Examine the records and identify each line that includes the string "Create". Copy those lines.

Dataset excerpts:
* * * * * * * * *

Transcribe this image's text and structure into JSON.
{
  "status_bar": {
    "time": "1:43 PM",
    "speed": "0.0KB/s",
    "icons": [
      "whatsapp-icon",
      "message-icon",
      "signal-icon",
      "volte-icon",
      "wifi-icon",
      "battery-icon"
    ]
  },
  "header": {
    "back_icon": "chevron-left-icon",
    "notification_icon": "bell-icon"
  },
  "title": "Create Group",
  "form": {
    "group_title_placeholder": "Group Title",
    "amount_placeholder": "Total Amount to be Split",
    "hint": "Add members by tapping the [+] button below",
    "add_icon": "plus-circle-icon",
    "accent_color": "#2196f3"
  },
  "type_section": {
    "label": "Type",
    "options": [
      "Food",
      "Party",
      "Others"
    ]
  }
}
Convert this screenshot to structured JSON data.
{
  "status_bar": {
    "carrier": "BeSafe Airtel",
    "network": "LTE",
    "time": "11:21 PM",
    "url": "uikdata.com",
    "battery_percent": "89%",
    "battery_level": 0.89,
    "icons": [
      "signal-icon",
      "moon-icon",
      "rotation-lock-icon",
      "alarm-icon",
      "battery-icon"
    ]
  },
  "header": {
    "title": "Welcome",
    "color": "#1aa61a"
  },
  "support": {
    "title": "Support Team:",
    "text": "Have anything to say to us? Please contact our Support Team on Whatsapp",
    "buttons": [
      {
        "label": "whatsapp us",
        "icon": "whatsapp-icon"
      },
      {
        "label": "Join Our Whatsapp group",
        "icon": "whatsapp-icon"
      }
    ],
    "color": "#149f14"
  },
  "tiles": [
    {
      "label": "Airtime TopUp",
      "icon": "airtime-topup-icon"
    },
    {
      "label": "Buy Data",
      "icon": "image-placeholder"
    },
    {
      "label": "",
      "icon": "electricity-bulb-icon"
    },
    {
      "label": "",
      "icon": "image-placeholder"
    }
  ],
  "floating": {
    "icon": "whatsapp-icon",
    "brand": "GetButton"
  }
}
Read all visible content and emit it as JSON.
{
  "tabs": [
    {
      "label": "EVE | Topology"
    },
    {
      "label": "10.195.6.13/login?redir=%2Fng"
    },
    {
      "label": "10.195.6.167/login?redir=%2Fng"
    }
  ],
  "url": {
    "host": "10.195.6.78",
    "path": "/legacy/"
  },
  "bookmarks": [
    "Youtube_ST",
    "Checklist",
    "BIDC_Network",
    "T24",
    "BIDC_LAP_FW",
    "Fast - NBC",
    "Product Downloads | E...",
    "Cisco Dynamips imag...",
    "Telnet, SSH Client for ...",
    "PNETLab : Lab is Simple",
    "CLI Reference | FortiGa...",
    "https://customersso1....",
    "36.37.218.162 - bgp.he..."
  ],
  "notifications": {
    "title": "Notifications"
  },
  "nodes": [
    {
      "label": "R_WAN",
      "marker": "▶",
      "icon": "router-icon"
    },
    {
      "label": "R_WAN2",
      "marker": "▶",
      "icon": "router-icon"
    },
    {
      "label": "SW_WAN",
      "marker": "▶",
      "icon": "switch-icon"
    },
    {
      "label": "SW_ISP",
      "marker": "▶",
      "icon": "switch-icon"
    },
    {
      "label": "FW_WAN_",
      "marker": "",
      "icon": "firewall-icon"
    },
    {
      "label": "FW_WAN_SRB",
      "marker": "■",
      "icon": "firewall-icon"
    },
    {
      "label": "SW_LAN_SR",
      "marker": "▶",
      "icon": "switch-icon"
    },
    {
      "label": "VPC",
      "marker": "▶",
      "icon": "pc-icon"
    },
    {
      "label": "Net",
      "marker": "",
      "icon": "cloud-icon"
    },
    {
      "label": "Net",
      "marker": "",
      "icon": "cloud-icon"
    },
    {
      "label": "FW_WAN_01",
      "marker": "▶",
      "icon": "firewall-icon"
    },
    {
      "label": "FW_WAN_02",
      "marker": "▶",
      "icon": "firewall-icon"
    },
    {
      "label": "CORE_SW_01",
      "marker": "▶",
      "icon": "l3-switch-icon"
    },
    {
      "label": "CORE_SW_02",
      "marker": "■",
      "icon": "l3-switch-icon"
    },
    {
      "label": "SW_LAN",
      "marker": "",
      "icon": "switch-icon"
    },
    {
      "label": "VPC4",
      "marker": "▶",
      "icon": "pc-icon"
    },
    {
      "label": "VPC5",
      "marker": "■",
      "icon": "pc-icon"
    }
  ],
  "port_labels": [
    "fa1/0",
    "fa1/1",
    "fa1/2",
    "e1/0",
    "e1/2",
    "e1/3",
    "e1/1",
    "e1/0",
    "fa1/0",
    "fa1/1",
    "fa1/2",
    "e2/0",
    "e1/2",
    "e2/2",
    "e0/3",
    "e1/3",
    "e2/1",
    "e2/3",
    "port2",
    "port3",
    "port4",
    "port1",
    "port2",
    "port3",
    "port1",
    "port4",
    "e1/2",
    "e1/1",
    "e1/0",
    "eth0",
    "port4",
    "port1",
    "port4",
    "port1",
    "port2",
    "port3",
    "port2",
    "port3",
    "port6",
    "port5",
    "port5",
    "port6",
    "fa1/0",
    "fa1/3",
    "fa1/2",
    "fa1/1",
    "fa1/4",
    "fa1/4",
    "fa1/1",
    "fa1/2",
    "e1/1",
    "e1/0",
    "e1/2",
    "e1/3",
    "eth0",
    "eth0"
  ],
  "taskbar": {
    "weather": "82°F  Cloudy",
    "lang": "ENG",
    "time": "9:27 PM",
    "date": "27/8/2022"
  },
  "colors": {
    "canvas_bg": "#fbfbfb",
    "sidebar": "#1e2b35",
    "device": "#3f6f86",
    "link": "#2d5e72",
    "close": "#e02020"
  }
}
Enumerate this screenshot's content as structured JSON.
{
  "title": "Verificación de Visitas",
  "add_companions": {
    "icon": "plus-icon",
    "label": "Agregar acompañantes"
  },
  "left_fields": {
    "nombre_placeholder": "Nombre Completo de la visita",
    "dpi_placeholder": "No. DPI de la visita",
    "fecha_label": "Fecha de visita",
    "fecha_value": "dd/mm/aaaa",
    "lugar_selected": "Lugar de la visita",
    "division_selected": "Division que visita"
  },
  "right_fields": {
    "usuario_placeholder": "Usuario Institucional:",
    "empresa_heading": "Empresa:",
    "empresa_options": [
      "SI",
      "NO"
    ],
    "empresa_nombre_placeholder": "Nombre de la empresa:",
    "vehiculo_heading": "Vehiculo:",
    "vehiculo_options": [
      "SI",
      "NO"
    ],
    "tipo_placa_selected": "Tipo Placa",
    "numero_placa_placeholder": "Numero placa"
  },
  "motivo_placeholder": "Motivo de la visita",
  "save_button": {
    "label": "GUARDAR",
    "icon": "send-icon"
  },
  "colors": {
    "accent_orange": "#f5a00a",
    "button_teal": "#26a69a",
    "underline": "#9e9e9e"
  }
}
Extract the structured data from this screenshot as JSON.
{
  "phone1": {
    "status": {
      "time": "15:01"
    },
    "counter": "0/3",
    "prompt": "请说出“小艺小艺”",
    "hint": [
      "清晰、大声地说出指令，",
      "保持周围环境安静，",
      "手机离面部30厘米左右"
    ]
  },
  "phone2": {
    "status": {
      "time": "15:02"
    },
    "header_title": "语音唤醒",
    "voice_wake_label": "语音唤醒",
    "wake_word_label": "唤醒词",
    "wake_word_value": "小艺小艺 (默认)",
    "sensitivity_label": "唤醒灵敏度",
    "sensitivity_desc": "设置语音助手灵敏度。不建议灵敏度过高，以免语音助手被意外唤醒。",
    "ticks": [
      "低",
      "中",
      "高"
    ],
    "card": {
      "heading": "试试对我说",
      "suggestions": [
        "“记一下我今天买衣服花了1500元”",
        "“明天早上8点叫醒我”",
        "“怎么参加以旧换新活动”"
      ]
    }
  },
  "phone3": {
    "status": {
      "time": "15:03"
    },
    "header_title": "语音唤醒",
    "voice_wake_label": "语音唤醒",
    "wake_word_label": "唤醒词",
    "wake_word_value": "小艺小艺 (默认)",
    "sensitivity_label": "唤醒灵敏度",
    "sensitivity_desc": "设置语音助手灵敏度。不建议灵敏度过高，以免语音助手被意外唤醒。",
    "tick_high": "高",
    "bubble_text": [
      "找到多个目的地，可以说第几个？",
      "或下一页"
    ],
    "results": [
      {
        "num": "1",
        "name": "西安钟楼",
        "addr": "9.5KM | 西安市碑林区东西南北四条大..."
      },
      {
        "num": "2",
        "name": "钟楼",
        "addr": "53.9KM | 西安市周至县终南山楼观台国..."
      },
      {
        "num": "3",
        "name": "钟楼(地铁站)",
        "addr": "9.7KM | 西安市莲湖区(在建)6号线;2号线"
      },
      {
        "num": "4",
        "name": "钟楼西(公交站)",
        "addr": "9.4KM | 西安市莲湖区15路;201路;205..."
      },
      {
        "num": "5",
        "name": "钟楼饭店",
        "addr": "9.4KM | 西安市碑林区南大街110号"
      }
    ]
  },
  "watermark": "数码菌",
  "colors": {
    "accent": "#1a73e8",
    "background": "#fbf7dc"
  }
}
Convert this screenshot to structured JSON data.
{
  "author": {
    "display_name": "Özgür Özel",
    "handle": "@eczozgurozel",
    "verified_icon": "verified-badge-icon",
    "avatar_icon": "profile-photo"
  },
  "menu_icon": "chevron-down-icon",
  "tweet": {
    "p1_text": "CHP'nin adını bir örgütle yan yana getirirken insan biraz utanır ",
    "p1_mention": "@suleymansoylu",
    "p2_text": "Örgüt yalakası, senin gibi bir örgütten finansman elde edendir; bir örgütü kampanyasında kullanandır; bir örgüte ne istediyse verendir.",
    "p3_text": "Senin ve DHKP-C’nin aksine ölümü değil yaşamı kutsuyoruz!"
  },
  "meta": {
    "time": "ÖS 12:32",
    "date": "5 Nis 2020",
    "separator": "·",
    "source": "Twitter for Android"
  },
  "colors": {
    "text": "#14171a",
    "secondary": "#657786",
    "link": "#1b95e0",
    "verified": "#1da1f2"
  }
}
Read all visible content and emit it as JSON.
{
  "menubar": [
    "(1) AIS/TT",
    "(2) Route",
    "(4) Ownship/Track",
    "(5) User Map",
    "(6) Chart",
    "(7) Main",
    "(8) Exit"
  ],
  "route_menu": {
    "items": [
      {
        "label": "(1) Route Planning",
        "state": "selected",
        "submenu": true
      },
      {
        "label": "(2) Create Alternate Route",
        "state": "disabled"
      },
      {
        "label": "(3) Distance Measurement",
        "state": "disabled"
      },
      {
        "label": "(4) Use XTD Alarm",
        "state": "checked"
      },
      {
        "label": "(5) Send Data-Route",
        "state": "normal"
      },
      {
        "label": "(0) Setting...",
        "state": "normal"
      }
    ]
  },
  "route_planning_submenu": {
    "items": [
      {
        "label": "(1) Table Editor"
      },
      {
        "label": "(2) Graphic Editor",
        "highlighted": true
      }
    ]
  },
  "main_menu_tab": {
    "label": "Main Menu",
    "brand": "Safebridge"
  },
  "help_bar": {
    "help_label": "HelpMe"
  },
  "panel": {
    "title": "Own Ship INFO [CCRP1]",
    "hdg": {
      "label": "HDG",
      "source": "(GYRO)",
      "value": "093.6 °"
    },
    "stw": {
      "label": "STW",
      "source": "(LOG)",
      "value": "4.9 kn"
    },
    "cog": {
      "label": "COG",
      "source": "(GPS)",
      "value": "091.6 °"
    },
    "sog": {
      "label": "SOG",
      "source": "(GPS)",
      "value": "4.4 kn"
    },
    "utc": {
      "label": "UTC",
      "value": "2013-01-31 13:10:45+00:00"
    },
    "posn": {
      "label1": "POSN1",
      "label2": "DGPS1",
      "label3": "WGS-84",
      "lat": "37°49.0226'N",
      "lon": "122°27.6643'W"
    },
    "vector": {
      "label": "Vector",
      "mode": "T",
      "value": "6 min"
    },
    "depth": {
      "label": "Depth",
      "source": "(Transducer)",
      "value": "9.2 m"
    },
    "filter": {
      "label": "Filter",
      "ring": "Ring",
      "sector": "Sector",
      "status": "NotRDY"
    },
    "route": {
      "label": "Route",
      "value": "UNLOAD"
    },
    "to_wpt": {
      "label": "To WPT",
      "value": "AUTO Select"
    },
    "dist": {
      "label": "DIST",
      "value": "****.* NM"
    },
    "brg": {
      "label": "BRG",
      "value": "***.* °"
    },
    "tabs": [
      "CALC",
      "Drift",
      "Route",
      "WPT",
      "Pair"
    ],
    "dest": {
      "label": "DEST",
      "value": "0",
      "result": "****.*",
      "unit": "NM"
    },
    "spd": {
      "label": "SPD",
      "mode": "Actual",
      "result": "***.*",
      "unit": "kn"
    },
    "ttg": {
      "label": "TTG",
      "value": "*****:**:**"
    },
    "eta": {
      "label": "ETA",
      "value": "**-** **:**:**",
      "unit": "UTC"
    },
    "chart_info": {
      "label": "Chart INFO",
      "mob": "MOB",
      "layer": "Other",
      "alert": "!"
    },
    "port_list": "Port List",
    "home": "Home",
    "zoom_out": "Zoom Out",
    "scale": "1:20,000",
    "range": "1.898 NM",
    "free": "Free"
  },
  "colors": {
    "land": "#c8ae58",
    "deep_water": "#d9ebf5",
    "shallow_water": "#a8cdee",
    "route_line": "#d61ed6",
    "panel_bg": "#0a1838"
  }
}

* * * * * * * * *

_IN RESPONSE_
  "title": "Create Group",
        "label": "(2) Create Alternate Route",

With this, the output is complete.